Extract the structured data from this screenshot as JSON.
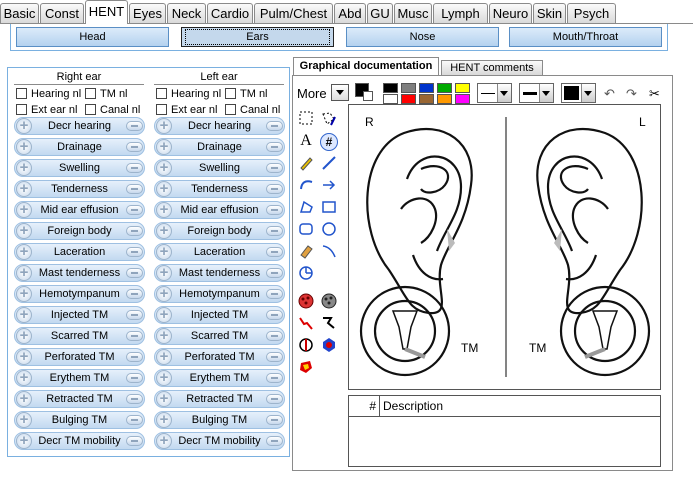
{
  "top_tabs": [
    "Basic",
    "Const",
    "HENT",
    "Eyes",
    "Neck",
    "Cardio",
    "Pulm/Chest",
    "Abd",
    "GU",
    "Musc",
    "Lymph",
    "Neuro",
    "Skin",
    "Psych"
  ],
  "active_tab": "HENT",
  "sub_tabs": [
    "Head",
    "Ears",
    "Nose",
    "Mouth/Throat"
  ],
  "active_sub_tab": "Ears",
  "right_ear": {
    "title": "Right ear",
    "checks": [
      "Hearing nl",
      "TM nl",
      "Ext ear nl",
      "Canal nl"
    ]
  },
  "left_ear": {
    "title": "Left ear",
    "checks": [
      "Hearing nl",
      "TM nl",
      "Ext ear nl",
      "Canal nl"
    ]
  },
  "findings": [
    "Decr hearing",
    "Drainage",
    "Swelling",
    "Tenderness",
    "Mid ear effusion",
    "Foreign body",
    "Laceration",
    "Mast tenderness",
    "Hemotympanum",
    "Injected TM",
    "Scarred TM",
    "Perforated TM",
    "Erythem TM",
    "Retracted TM",
    "Bulging TM",
    "Decr TM mobility"
  ],
  "graphics": {
    "tab_label": "Graphical documentation",
    "other_tab_label": "HENT comments",
    "more_label": "More",
    "palette_row1": [
      "#000000",
      "#7f7f7f",
      "#0033cc",
      "#00aa00",
      "#ffff00"
    ],
    "palette_row2": [
      "#ffffff",
      "#ff0000",
      "#996633",
      "#ff9900",
      "#ff00ff"
    ],
    "canvas_labels": {
      "right": "R",
      "left": "L",
      "tm_right": "TM",
      "tm_left": "TM"
    },
    "desc_num_header": "#",
    "desc_header": "Description"
  }
}
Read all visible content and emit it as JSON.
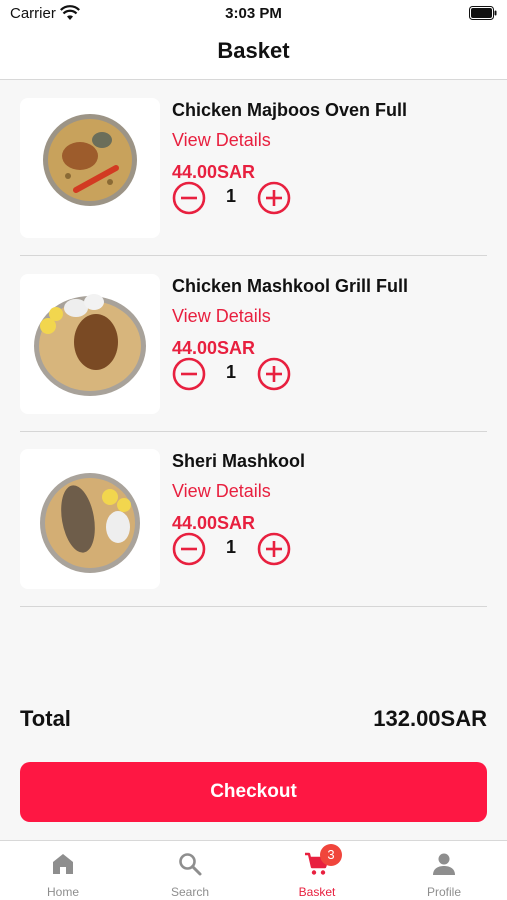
{
  "status_bar": {
    "carrier": "Carrier",
    "time": "3:03 PM"
  },
  "header": {
    "title": "Basket"
  },
  "items": [
    {
      "name": "Chicken Majboos Oven Full",
      "details_label": "View Details",
      "price": "44.00SAR",
      "quantity": "1"
    },
    {
      "name": "Chicken Mashkool Grill Full",
      "details_label": "View Details",
      "price": "44.00SAR",
      "quantity": "1"
    },
    {
      "name": "Sheri Mashkool",
      "details_label": "View Details",
      "price": "44.00SAR",
      "quantity": "1"
    }
  ],
  "summary": {
    "total_label": "Total",
    "total_value": "132.00SAR"
  },
  "checkout": {
    "label": "Checkout"
  },
  "tab_bar": {
    "tabs": [
      {
        "label": "Home",
        "icon": "home-icon"
      },
      {
        "label": "Search",
        "icon": "search-icon"
      },
      {
        "label": "Basket",
        "icon": "cart-icon",
        "badge": "3",
        "active": true
      },
      {
        "label": "Profile",
        "icon": "person-icon"
      }
    ]
  },
  "colors": {
    "accent": "#fe1743",
    "text": "#111111",
    "inactive": "#8e8e8e",
    "background": "#f7f7f7"
  }
}
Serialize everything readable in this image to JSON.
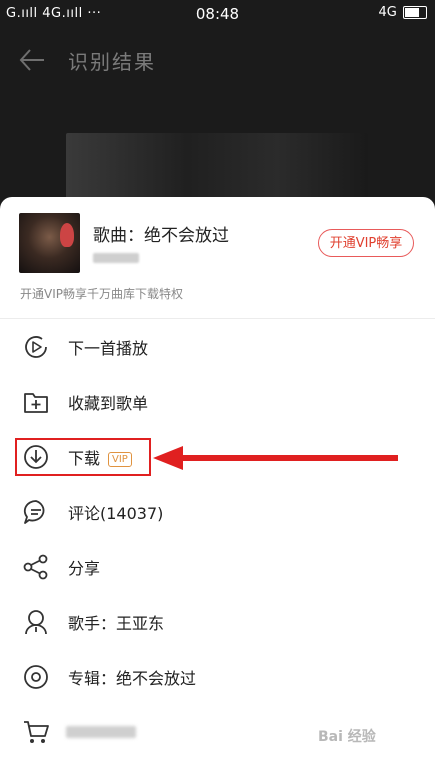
{
  "status_bar": {
    "left": "G.ııll 4G.ııll ···",
    "time": "08:48",
    "right": "4G"
  },
  "header": {
    "title": "识别结果"
  },
  "song": {
    "title": "歌曲：绝不会放过",
    "vip_button": "开通VIP畅享",
    "vip_note": "开通VIP畅享千万曲库下载特权"
  },
  "menu": [
    {
      "label": "下一首播放",
      "icon": "play-next-icon"
    },
    {
      "label": "收藏到歌单",
      "icon": "add-to-playlist-icon"
    },
    {
      "label": "下载",
      "icon": "download-icon",
      "badge": "VIP"
    },
    {
      "label": "评论(14037)",
      "icon": "comment-icon"
    },
    {
      "label": "分享",
      "icon": "share-icon"
    },
    {
      "label": "歌手：王亚东",
      "icon": "singer-icon"
    },
    {
      "label": "专辑：绝不会放过",
      "icon": "album-icon"
    },
    {
      "label": "",
      "icon": "cart-icon"
    }
  ],
  "watermark": "Bai 经验"
}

****************************************

#### [TASK DETAILS]
Go through the entries above and output them exactly, without pictures.

#### [TASK SOLUTION]
Extract the structured data from this screenshot as JSON.
{
  "top_tabs": [
    "Basic",
    "Const",
    "HENT",
    "Eyes",
    "Neck",
    "Cardio",
    "Pulm/Chest",
    "Abd",
    "GU",
    "Musc",
    "Lymph",
    "Neuro",
    "Skin",
    "Psych"
  ],
  "active_tab": "HENT",
  "sub_tabs": [
    "Head",
    "Ears",
    "Nose",
    "Mouth/Throat"
  ],
  "active_sub_tab": "Ears",
  "right_ear": {
    "title": "Right ear",
    "checks": [
      "Hearing nl",
      "TM nl",
      "Ext ear nl",
      "Canal nl"
    ]
  },
  "left_ear": {
    "title": "Left ear",
    "checks": [
      "Hearing nl",
      "TM nl",
      "Ext ear nl",
      "Canal nl"
    ]
  },
  "findings": [
    "Decr hearing",
    "Drainage",
    "Swelling",
    "Tenderness",
    "Mid ear effusion",
    "Foreign body",
    "Laceration",
    "Mast tenderness",
    "Hemotympanum",
    "Injected TM",
    "Scarred TM",
    "Perforated TM",
    "Erythem TM",
    "Retracted TM",
    "Bulging TM",
    "Decr TM mobility"
  ],
  "graphics": {
    "tab_label": "Graphical documentation",
    "other_tab_label": "HENT comments",
    "more_label": "More",
    "palette_row1": [
      "#000000",
      "#7f7f7f",
      "#0033cc",
      "#00aa00",
      "#ffff00"
    ],
    "palette_row2": [
      "#ffffff",
      "#ff0000",
      "#996633",
      "#ff9900",
      "#ff00ff"
    ],
    "canvas_labels": {
      "right": "R",
      "left": "L",
      "tm_right": "TM",
      "tm_left": "TM"
    },
    "desc_num_header": "#",
    "desc_header": "Description"
  }
}
Read all visible content and emit it as JSON.
{
  "status_bar": {
    "carrier": "Carrier",
    "time": "3:03 PM"
  },
  "header": {
    "title": "Basket"
  },
  "items": [
    {
      "name": "Chicken Majboos Oven Full",
      "details_label": "View Details",
      "price": "44.00SAR",
      "quantity": "1"
    },
    {
      "name": "Chicken Mashkool Grill Full",
      "details_label": "View Details",
      "price": "44.00SAR",
      "quantity": "1"
    },
    {
      "name": "Sheri Mashkool",
      "details_label": "View Details",
      "price": "44.00SAR",
      "quantity": "1"
    }
  ],
  "summary": {
    "total_label": "Total",
    "total_value": "132.00SAR"
  },
  "checkout": {
    "label": "Checkout"
  },
  "tab_bar": {
    "tabs": [
      {
        "label": "Home",
        "icon": "home-icon"
      },
      {
        "label": "Search",
        "icon": "search-icon"
      },
      {
        "label": "Basket",
        "icon": "cart-icon",
        "badge": "3",
        "active": true
      },
      {
        "label": "Profile",
        "icon": "person-icon"
      }
    ]
  },
  "colors": {
    "accent": "#fe1743",
    "text": "#111111",
    "inactive": "#8e8e8e",
    "background": "#f7f7f7"
  }
}
Serialize everything readable in this image to JSON.
{
  "status_bar": {
    "left": "G.ııll 4G.ııll ···",
    "time": "08:48",
    "right": "4G"
  },
  "header": {
    "title": "识别结果"
  },
  "song": {
    "title": "歌曲：绝不会放过",
    "vip_button": "开通VIP畅享",
    "vip_note": "开通VIP畅享千万曲库下载特权"
  },
  "menu": [
    {
      "label": "下一首播放",
      "icon": "play-next-icon"
    },
    {
      "label": "收藏到歌单",
      "icon": "add-to-playlist-icon"
    },
    {
      "label": "下载",
      "icon": "download-icon",
      "badge": "VIP"
    },
    {
      "label": "评论(14037)",
      "icon": "comment-icon"
    },
    {
      "label": "分享",
      "icon": "share-icon"
    },
    {
      "label": "歌手：王亚东",
      "icon": "singer-icon"
    },
    {
      "label": "专辑：绝不会放过",
      "icon": "album-icon"
    },
    {
      "label": "",
      "icon": "cart-icon"
    }
  ],
  "watermark": "Bai 经验"
}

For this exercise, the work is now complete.